◆ The problem ◆
Transcribe the listing exactly, leaving out every picture.

──────

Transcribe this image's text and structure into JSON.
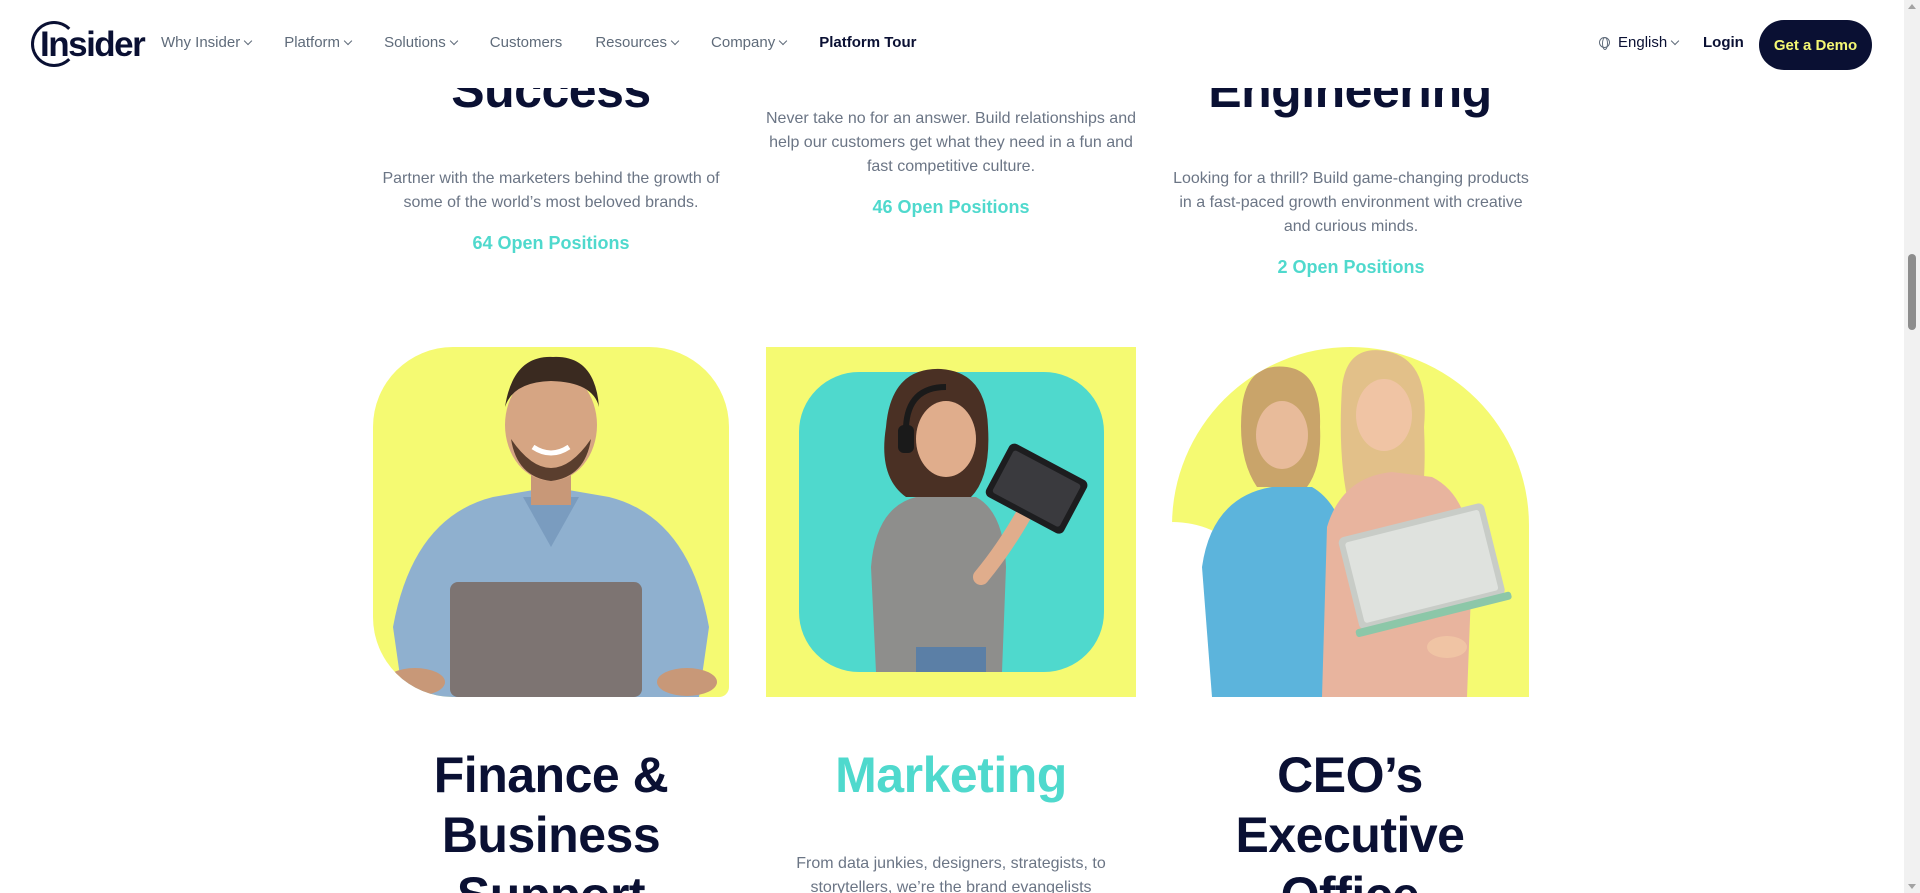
{
  "header": {
    "logo_text": "Insider",
    "nav": [
      {
        "label": "Why Insider",
        "dropdown": true
      },
      {
        "label": "Platform",
        "dropdown": true
      },
      {
        "label": "Solutions",
        "dropdown": true
      },
      {
        "label": "Customers",
        "dropdown": false
      },
      {
        "label": "Resources",
        "dropdown": true
      },
      {
        "label": "Company",
        "dropdown": true
      },
      {
        "label": "Platform Tour",
        "dropdown": false
      }
    ],
    "language": "English",
    "login": "Login",
    "cta": "Get a Demo"
  },
  "teams_top": [
    {
      "title": "Success",
      "desc": "Partner with the marketers behind the growth of some of the world’s most beloved brands.",
      "positions": "64 Open Positions"
    },
    {
      "title": "",
      "desc": "Never take no for an answer. Build relationships and help our customers get what they need in a fun and fast competitive culture.",
      "positions": "46 Open Positions"
    },
    {
      "title": "Engineering",
      "desc": "Looking for a thrill? Build game-changing products in a fast-paced growth environment with creative and curious minds.",
      "positions": "2 Open Positions"
    }
  ],
  "teams_bottom": [
    {
      "title": "Finance & Business Support",
      "title_lines": [
        "Finance &",
        "Business",
        "Support"
      ]
    },
    {
      "title": "Marketing",
      "desc": "From data junkies, designers, strategists, to storytellers, we’re the brand evangelists"
    },
    {
      "title": "CEO’s Executive Office",
      "title_lines": [
        "CEO’s",
        "Executive",
        "Office"
      ]
    }
  ],
  "colors": {
    "navy": "#0a1033",
    "teal": "#4fd9cd",
    "yellow": "#f5fa72"
  }
}
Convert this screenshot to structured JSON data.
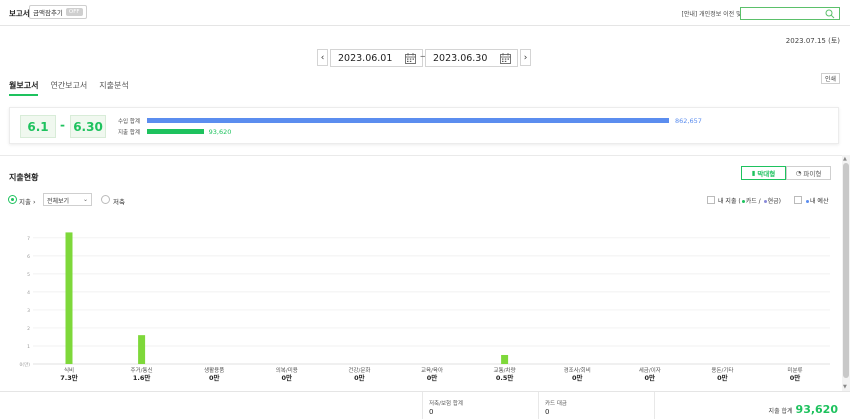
{
  "topbar": {
    "brand": "보고서",
    "pill_label": "금액잠추기",
    "pill_badge": "OFF",
    "notice": "[안내] 개인정보 이전 및 이용약.",
    "search_placeholder": ""
  },
  "date_range": {
    "today": "2023.07.15 (토)",
    "start": "2023.06.01",
    "end": "2023.06.30",
    "separator": "—",
    "print": "인쇄"
  },
  "tabs": [
    {
      "label": "월보고서",
      "active": true
    },
    {
      "label": "연간보고서",
      "active": false
    },
    {
      "label": "지출분석",
      "active": false
    }
  ],
  "summary": {
    "start_label": "6.1",
    "end_label": "6.30",
    "dash": "-",
    "income_label": "수입 합계",
    "income_value": "862,657",
    "income_amount": 862657,
    "expense_label": "지출 합계",
    "expense_value": "93,620",
    "expense_amount": 93620,
    "income_color": "#5b8def",
    "expense_color": "#1ec25e"
  },
  "expense": {
    "title": "지출현황",
    "view_bar": "막대형",
    "view_pie": "파이형",
    "radio_expense": "지출",
    "radio_save": "저축",
    "select_value": "전체보기",
    "chk_mine_pre": "내 지출 (",
    "chk_card": "카드",
    "chk_sep": " / ",
    "chk_cash": "현금",
    "chk_mine_post": ")",
    "chk_budget": "내 예산",
    "card_color": "#1ec25e",
    "cash_color": "#8a8ad8",
    "budget_color": "#5b8def"
  },
  "chart_data": {
    "type": "bar",
    "ylabels": [
      "7",
      "6",
      "5",
      "4",
      "3",
      "2",
      "1",
      "0(만)"
    ],
    "ylim": [
      0,
      7.6
    ],
    "categories": [
      "식비",
      "주거/통신",
      "생활용품",
      "의복/미용",
      "건강/문화",
      "교육/육아",
      "교통/차량",
      "경조사/회비",
      "세금/이자",
      "용돈/기타",
      "미분류"
    ],
    "values": [
      7.3,
      1.6,
      0,
      0,
      0,
      0,
      0.5,
      0,
      0,
      0,
      0
    ],
    "value_labels": [
      "7.3만",
      "1.6만",
      "0만",
      "0만",
      "0만",
      "0만",
      "0.5만",
      "0만",
      "0만",
      "0만",
      "0만"
    ],
    "bar_color": "#7ed83a"
  },
  "footer": {
    "save_total_label": "저축/보험 합계",
    "save_total_value": "0",
    "card_debt_label": "카드 대금",
    "card_debt_value": "0",
    "total_label": "지출 합계",
    "total_value": "93,620"
  }
}
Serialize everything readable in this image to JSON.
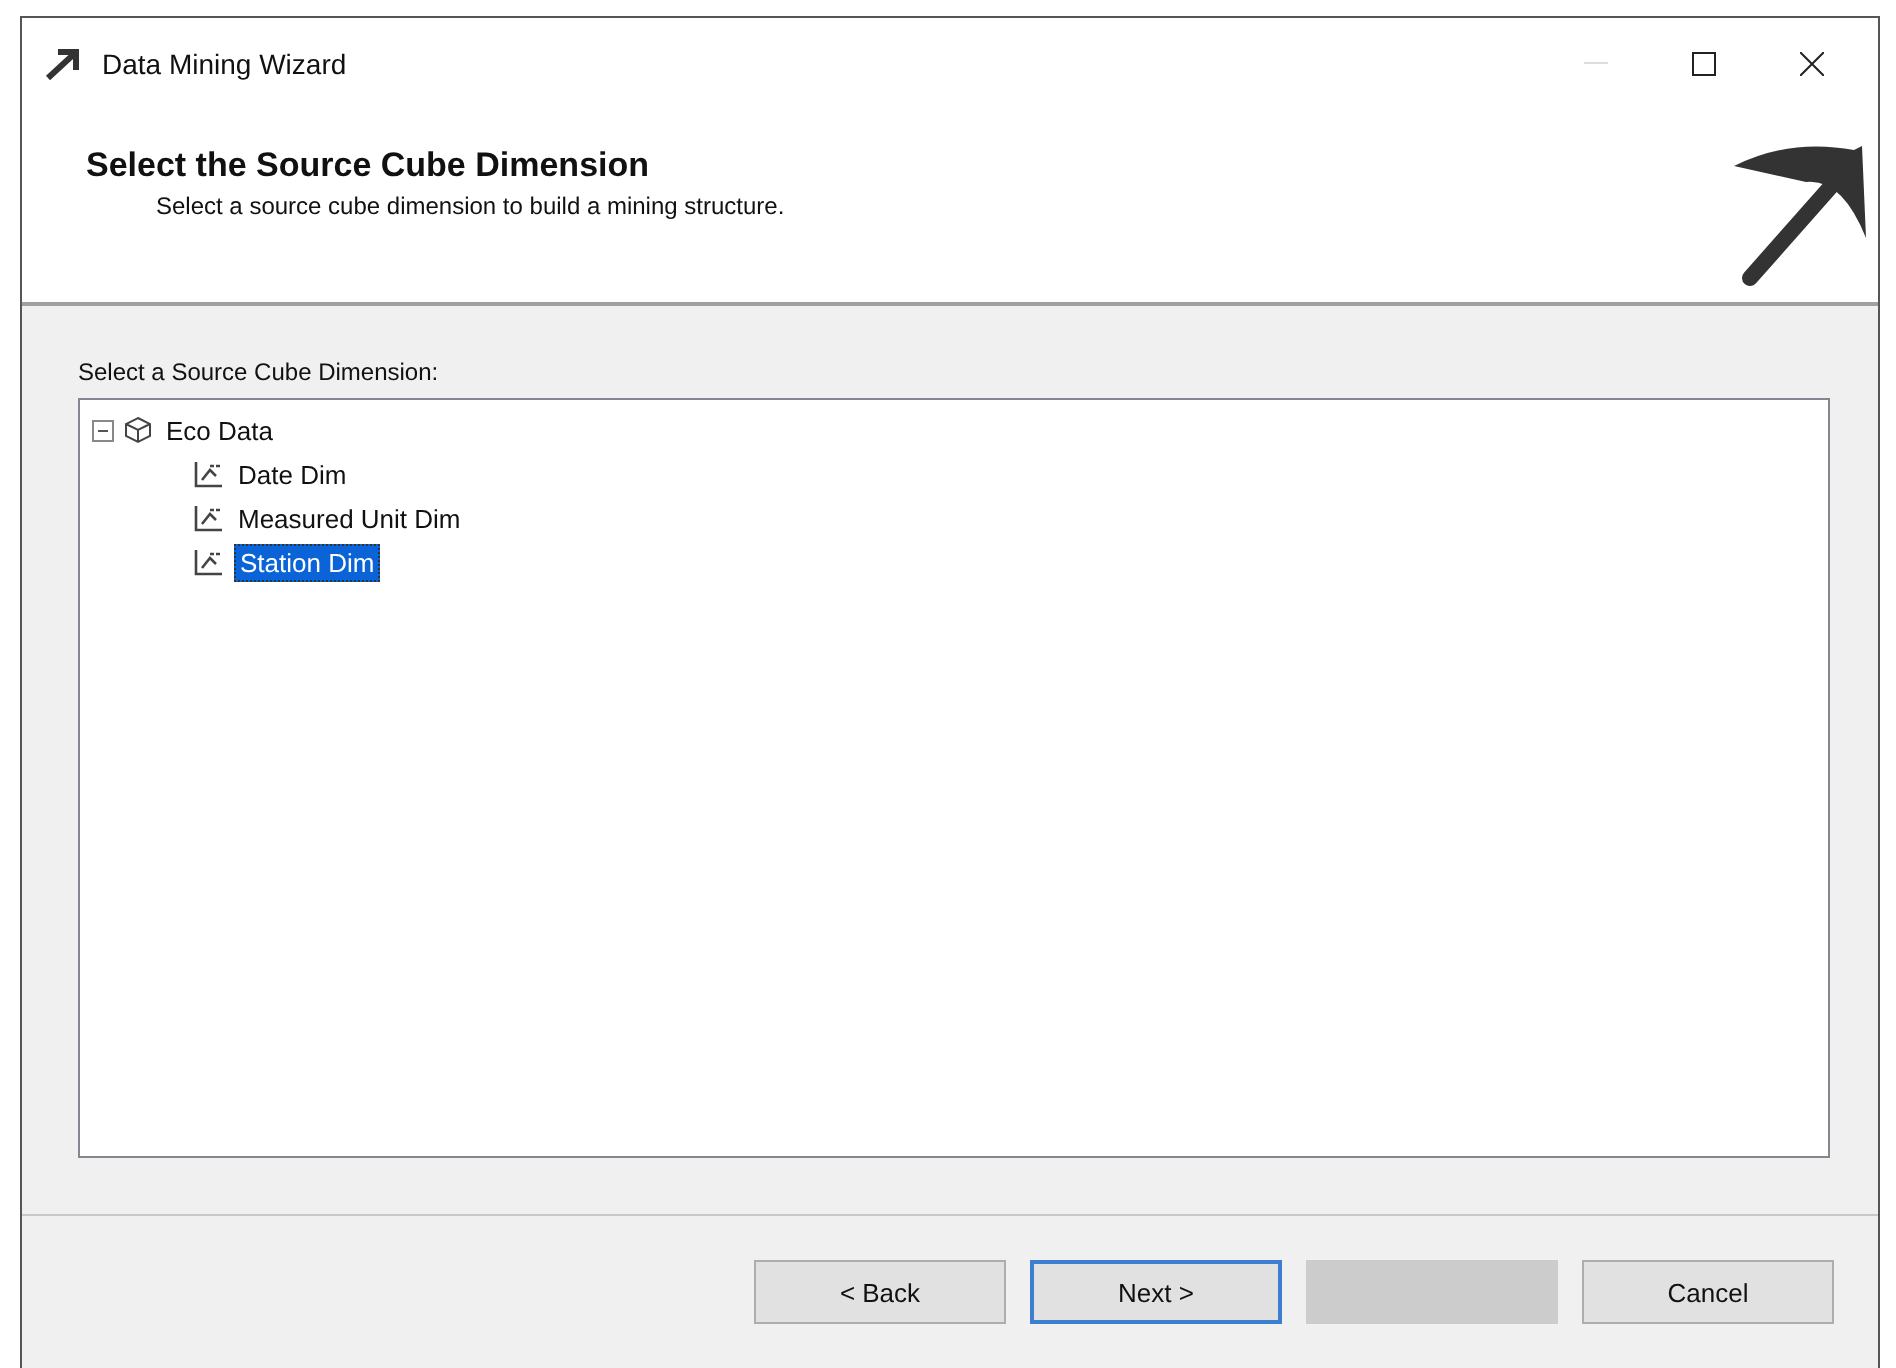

──────

◆ Exercise output ◆
Transcribe this image's text and structure into JSON.
{
  "header": {
    "logo_text": "Insider",
    "nav": [
      {
        "label": "Why Insider",
        "dropdown": true
      },
      {
        "label": "Platform",
        "dropdown": true
      },
      {
        "label": "Solutions",
        "dropdown": true
      },
      {
        "label": "Customers",
        "dropdown": false
      },
      {
        "label": "Resources",
        "dropdown": true
      },
      {
        "label": "Company",
        "dropdown": true
      },
      {
        "label": "Platform Tour",
        "dropdown": false
      }
    ],
    "language": "English",
    "login": "Login",
    "cta": "Get a Demo"
  },
  "teams_top": [
    {
      "title": "Success",
      "desc": "Partner with the marketers behind the growth of some of the world’s most beloved brands.",
      "positions": "64 Open Positions"
    },
    {
      "title": "",
      "desc": "Never take no for an answer. Build relationships and help our customers get what they need in a fun and fast competitive culture.",
      "positions": "46 Open Positions"
    },
    {
      "title": "Engineering",
      "desc": "Looking for a thrill? Build game-changing products in a fast-paced growth environment with creative and curious minds.",
      "positions": "2 Open Positions"
    }
  ],
  "teams_bottom": [
    {
      "title": "Finance & Business Support",
      "title_lines": [
        "Finance &",
        "Business",
        "Support"
      ]
    },
    {
      "title": "Marketing",
      "desc": "From data junkies, designers, strategists, to storytellers, we’re the brand evangelists"
    },
    {
      "title": "CEO’s Executive Office",
      "title_lines": [
        "CEO’s",
        "Executive",
        "Office"
      ]
    }
  ],
  "colors": {
    "navy": "#0a1033",
    "teal": "#4fd9cd",
    "yellow": "#f5fa72"
  }
}
Convert this screenshot to structured JSON data.
{
  "topbar": {
    "brand": "보고서",
    "pill_label": "금액잠추기",
    "pill_badge": "OFF",
    "notice": "[안내] 개인정보 이전 및 이용약.",
    "search_placeholder": ""
  },
  "date_range": {
    "today": "2023.07.15 (토)",
    "start": "2023.06.01",
    "end": "2023.06.30",
    "separator": "—",
    "print": "인쇄"
  },
  "tabs": [
    {
      "label": "월보고서",
      "active": true
    },
    {
      "label": "연간보고서",
      "active": false
    },
    {
      "label": "지출분석",
      "active": false
    }
  ],
  "summary": {
    "start_label": "6.1",
    "end_label": "6.30",
    "dash": "-",
    "income_label": "수입 합계",
    "income_value": "862,657",
    "income_amount": 862657,
    "expense_label": "지출 합계",
    "expense_value": "93,620",
    "expense_amount": 93620,
    "income_color": "#5b8def",
    "expense_color": "#1ec25e"
  },
  "expense": {
    "title": "지출현황",
    "view_bar": "막대형",
    "view_pie": "파이형",
    "radio_expense": "지출",
    "radio_save": "저축",
    "select_value": "전체보기",
    "chk_mine_pre": "내 지출 (",
    "chk_card": "카드",
    "chk_sep": " / ",
    "chk_cash": "현금",
    "chk_mine_post": ")",
    "chk_budget": "내 예산",
    "card_color": "#1ec25e",
    "cash_color": "#8a8ad8",
    "budget_color": "#5b8def"
  },
  "chart_data": {
    "type": "bar",
    "ylabels": [
      "7",
      "6",
      "5",
      "4",
      "3",
      "2",
      "1",
      "0(만)"
    ],
    "ylim": [
      0,
      7.6
    ],
    "categories": [
      "식비",
      "주거/통신",
      "생활용품",
      "의복/미용",
      "건강/문화",
      "교육/육아",
      "교통/차량",
      "경조사/회비",
      "세금/이자",
      "용돈/기타",
      "미분류"
    ],
    "values": [
      7.3,
      1.6,
      0,
      0,
      0,
      0,
      0.5,
      0,
      0,
      0,
      0
    ],
    "value_labels": [
      "7.3만",
      "1.6만",
      "0만",
      "0만",
      "0만",
      "0만",
      "0.5만",
      "0만",
      "0만",
      "0만",
      "0만"
    ],
    "bar_color": "#7ed83a"
  },
  "footer": {
    "save_total_label": "저축/보험 합계",
    "save_total_value": "0",
    "card_debt_label": "카드 대금",
    "card_debt_value": "0",
    "total_label": "지출 합계",
    "total_value": "93,620"
  }
}
Serialize everything readable in this image to JSON.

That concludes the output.